• Problem to work on
Keep only the lines that hold the string "Note", filtering out the rest of the entries below.

◆ ◆ ◆

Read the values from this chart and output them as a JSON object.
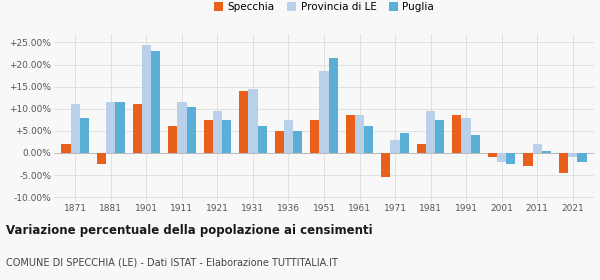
{
  "years": [
    1871,
    1881,
    1901,
    1911,
    1921,
    1931,
    1936,
    1951,
    1961,
    1971,
    1981,
    1991,
    2001,
    2011,
    2021
  ],
  "specchia": [
    2.0,
    -2.5,
    11.0,
    6.0,
    7.5,
    14.0,
    5.0,
    7.5,
    8.5,
    -5.5,
    2.0,
    8.5,
    -1.0,
    -3.0,
    -4.5
  ],
  "provincia_le": [
    11.0,
    11.5,
    24.5,
    11.5,
    9.5,
    14.5,
    7.5,
    18.5,
    8.5,
    3.0,
    9.5,
    8.0,
    -2.0,
    2.0,
    -1.0
  ],
  "puglia": [
    8.0,
    11.5,
    23.0,
    10.5,
    7.5,
    6.0,
    5.0,
    21.5,
    6.0,
    4.5,
    7.5,
    4.0,
    -2.5,
    0.5,
    -2.0
  ],
  "color_specchia": "#e8601c",
  "color_provincia": "#b8d0ea",
  "color_puglia": "#5bafd6",
  "title": "Variazione percentuale della popolazione ai censimenti",
  "subtitle": "COMUNE DI SPECCHIA (LE) - Dati ISTAT - Elaborazione TUTTITALIA.IT",
  "ylim": [
    -11,
    27
  ],
  "yticks": [
    -10,
    -5,
    0,
    5,
    10,
    15,
    20,
    25
  ],
  "ytick_labels": [
    "-10.00%",
    "-5.00%",
    "0.00%",
    "+5.00%",
    "+10.00%",
    "+15.00%",
    "+20.00%",
    "+25.00%"
  ],
  "bar_width": 0.26,
  "legend_labels": [
    "Specchia",
    "Provincia di LE",
    "Puglia"
  ],
  "bg_color": "#f8f8f8"
}
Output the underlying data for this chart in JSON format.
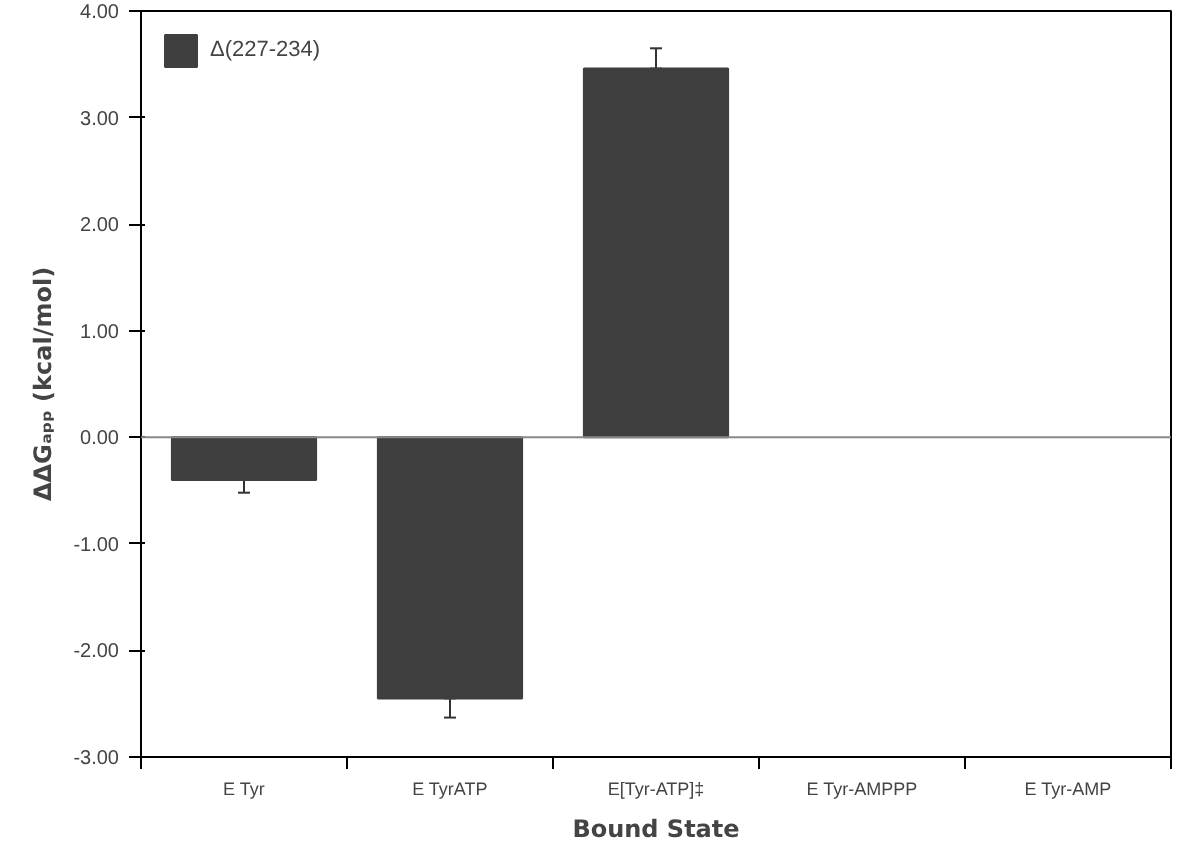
{
  "chart_data": {
    "type": "bar",
    "xlabel": "Bound State",
    "ylabel": "ΔΔGₐₚₚ (kcal/mol)",
    "categories": [
      "E Tyr",
      "E TyrATP",
      "E[Tyr-ATP]‡",
      "E Tyr-AMPPP",
      "E Tyr-AMP"
    ],
    "series": [
      {
        "name": "Δ(227-234)",
        "color": "#3f3f3f",
        "values": [
          -0.4,
          -2.45,
          3.46,
          null,
          null
        ],
        "errors": [
          0.12,
          0.18,
          0.19,
          null,
          null
        ]
      }
    ],
    "ylim": [
      -3,
      4
    ],
    "yticks": [
      {
        "value": -3,
        "label": "-3.00"
      },
      {
        "value": -2,
        "label": "-2.00"
      },
      {
        "value": -1,
        "label": "-1.00"
      },
      {
        "value": 0,
        "label": "0.00"
      },
      {
        "value": 1,
        "label": "1.00"
      },
      {
        "value": 2,
        "label": "2.00"
      },
      {
        "value": 3,
        "label": "3.00"
      },
      {
        "value": 4,
        "label": "4.00"
      }
    ],
    "ref_lines": [
      {
        "axis": "y",
        "value": 0,
        "color": "#888888"
      }
    ],
    "grid": false,
    "legend": "top left"
  }
}
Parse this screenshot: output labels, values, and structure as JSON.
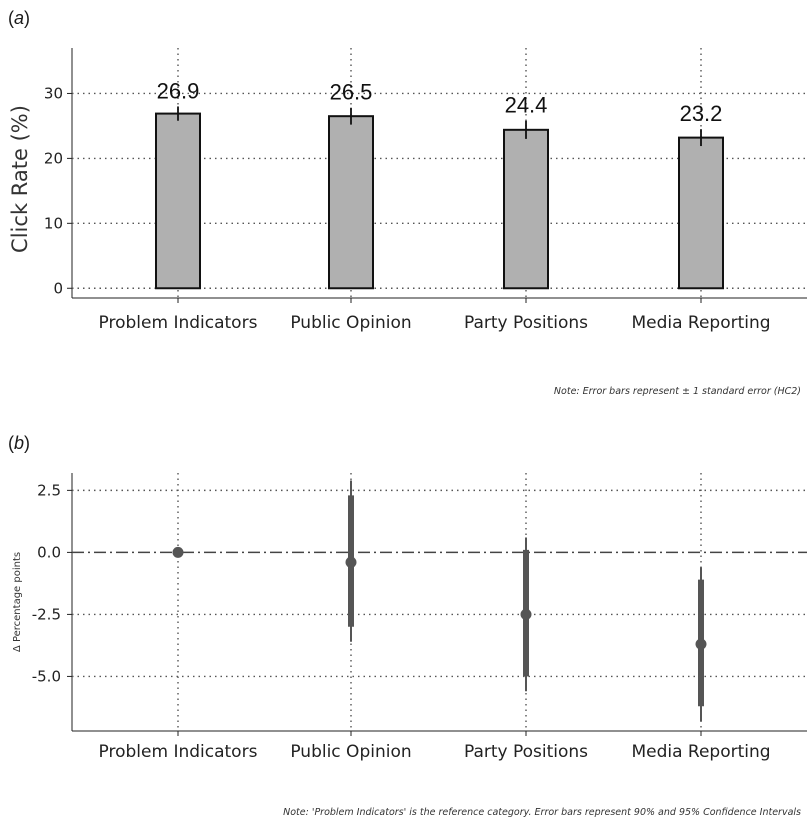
{
  "panel_a": {
    "label_paren_open": "(",
    "label_letter": "a",
    "label_paren_close": ")",
    "note": "Note: Error bars represent ± 1 standard error (HC2)"
  },
  "panel_b": {
    "label_paren_open": "(",
    "label_letter": "b",
    "label_paren_close": ")",
    "note": "Note: 'Problem Indicators' is the reference category. Error bars represent 90% and 95% Confidence Intervals"
  },
  "colors": {
    "bar_fill": "#b0b0b0",
    "bar_stroke": "#111111",
    "point": "#555555",
    "grid": "#555555"
  },
  "chart_data": [
    {
      "type": "bar",
      "title": "",
      "xlabel": "",
      "ylabel": "Click Rate (%)",
      "categories": [
        "Problem Indicators",
        "Public Opinion",
        "Party Positions",
        "Media Reporting"
      ],
      "values": [
        26.9,
        26.5,
        24.4,
        23.2
      ],
      "data_labels": [
        "26.9",
        "26.5",
        "24.4",
        "23.2"
      ],
      "error_se": [
        1.1,
        1.3,
        1.4,
        1.3
      ],
      "ylim": [
        -1.5,
        37
      ],
      "yticks": [
        0,
        10,
        20,
        30
      ],
      "ytick_labels": [
        "0",
        "10",
        "20",
        "30"
      ],
      "grid": true
    },
    {
      "type": "scatter",
      "title": "",
      "xlabel": "",
      "ylabel": "Δ Percentage points",
      "categories": [
        "Problem Indicators",
        "Public Opinion",
        "Party Positions",
        "Media Reporting"
      ],
      "values": [
        0.0,
        -0.4,
        -2.5,
        -3.7
      ],
      "ci90": [
        [
          0.0,
          0.0
        ],
        [
          -3.0,
          2.3
        ],
        [
          -5.0,
          0.1
        ],
        [
          -6.2,
          -1.1
        ]
      ],
      "ci95": [
        [
          0.0,
          0.0
        ],
        [
          -3.6,
          2.9
        ],
        [
          -5.6,
          0.6
        ],
        [
          -6.8,
          -0.6
        ]
      ],
      "reference_line": 0,
      "ylim": [
        -7.2,
        3.2
      ],
      "yticks": [
        2.5,
        0.0,
        -2.5,
        -5.0
      ],
      "ytick_labels": [
        "2.5",
        "0.0",
        "-2.5",
        "-5.0"
      ],
      "grid": true
    }
  ]
}
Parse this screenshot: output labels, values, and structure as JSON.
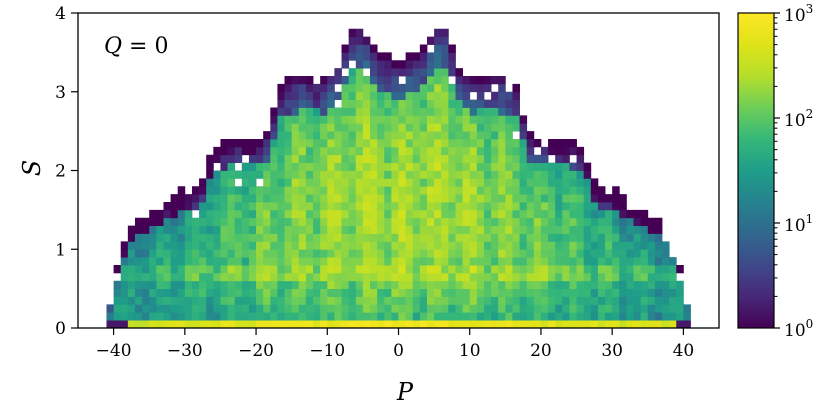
{
  "chart_data": {
    "type": "heatmap",
    "title": "",
    "xlabel": "P",
    "ylabel": "S",
    "xlim": [
      -45,
      45
    ],
    "ylim": [
      0,
      4
    ],
    "x_ticks": [
      -40,
      -30,
      -20,
      -10,
      0,
      10,
      20,
      30,
      40
    ],
    "x_tick_labels": [
      "−40",
      "−30",
      "−20",
      "−10",
      "0",
      "10",
      "20",
      "30",
      "40"
    ],
    "y_ticks": [
      0,
      1,
      2,
      3,
      4
    ],
    "y_tick_labels": [
      "0",
      "1",
      "2",
      "3",
      "4"
    ],
    "annotation": {
      "symbol": "Q",
      "eq": " = 0"
    },
    "colorbar": {
      "scale": "log",
      "min": 1,
      "max": 1000,
      "tick_bases": [
        "10",
        "10",
        "10",
        "10"
      ],
      "tick_exponents": [
        "0",
        "1",
        "2",
        "3"
      ],
      "colormap": "viridis"
    },
    "grid": false,
    "cell_size": {
      "dp": 1,
      "ds": 0.1
    },
    "envelope": {
      "P": [
        0,
        2,
        4,
        5,
        6,
        7,
        8,
        10,
        12,
        14,
        16,
        17,
        18,
        20,
        22,
        24,
        26,
        27,
        28,
        30,
        32,
        34,
        36,
        38,
        40,
        41
      ],
      "S_max": [
        3.3,
        3.45,
        3.6,
        3.75,
        3.85,
        3.75,
        3.35,
        3.15,
        3.2,
        3.2,
        3.1,
        3.05,
        2.45,
        2.35,
        2.4,
        2.35,
        2.25,
        2.0,
        1.75,
        1.75,
        1.6,
        1.45,
        1.35,
        1.2,
        0.55,
        0.05
      ]
    },
    "peak_density": 300,
    "bottom_row_density": 900
  }
}
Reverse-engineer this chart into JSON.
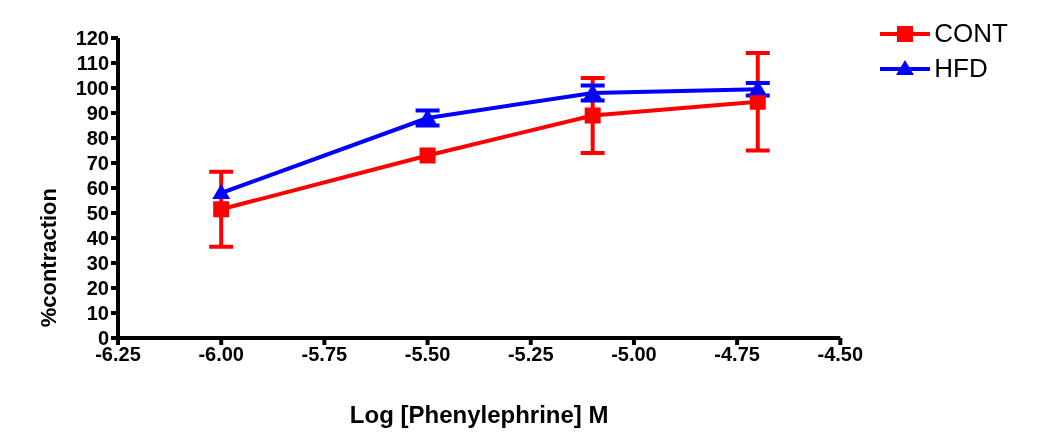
{
  "chart_data": {
    "type": "line",
    "xlabel": "Log [Phenylephrine] M",
    "ylabel": "%contraction",
    "x": [
      -6.0,
      -5.5,
      -5.1,
      -4.7
    ],
    "series": [
      {
        "name": "CONT",
        "color": "#ff0000",
        "marker": "square",
        "values": [
          51.5,
          73,
          89,
          94.5
        ],
        "errors": [
          15,
          null,
          15,
          19.5
        ]
      },
      {
        "name": "HFD",
        "color": "#0000ff",
        "marker": "triangle",
        "values": [
          58,
          88,
          98,
          99.5
        ],
        "errors": [
          null,
          3,
          3,
          2.5
        ]
      }
    ],
    "xlim": [
      -6.25,
      -4.5
    ],
    "xticks": [
      {
        "value": -6.25,
        "label": "-6.25"
      },
      {
        "value": -6.0,
        "label": "-6.00"
      },
      {
        "value": -5.75,
        "label": "-5.75"
      },
      {
        "value": -5.5,
        "label": "-5.50"
      },
      {
        "value": -5.25,
        "label": "-5.25"
      },
      {
        "value": -5.0,
        "label": "-5.00"
      },
      {
        "value": -4.75,
        "label": "-4.75"
      },
      {
        "value": -4.5,
        "label": "-4.50"
      }
    ],
    "ylim": [
      0,
      120
    ],
    "yticks": [
      0,
      10,
      20,
      30,
      40,
      50,
      60,
      70,
      80,
      90,
      100,
      110,
      120
    ],
    "grid": false,
    "legend": "top right",
    "line_style": "solid"
  }
}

◆ ◆ ◆

• Result of this task
    "note": "Note: Error bars represent ± 1 standard error (HC2)"
    "note": "Note: 'Problem Indicators' is the reference category. Error bars represent 90% and 95% Confidence Intervals"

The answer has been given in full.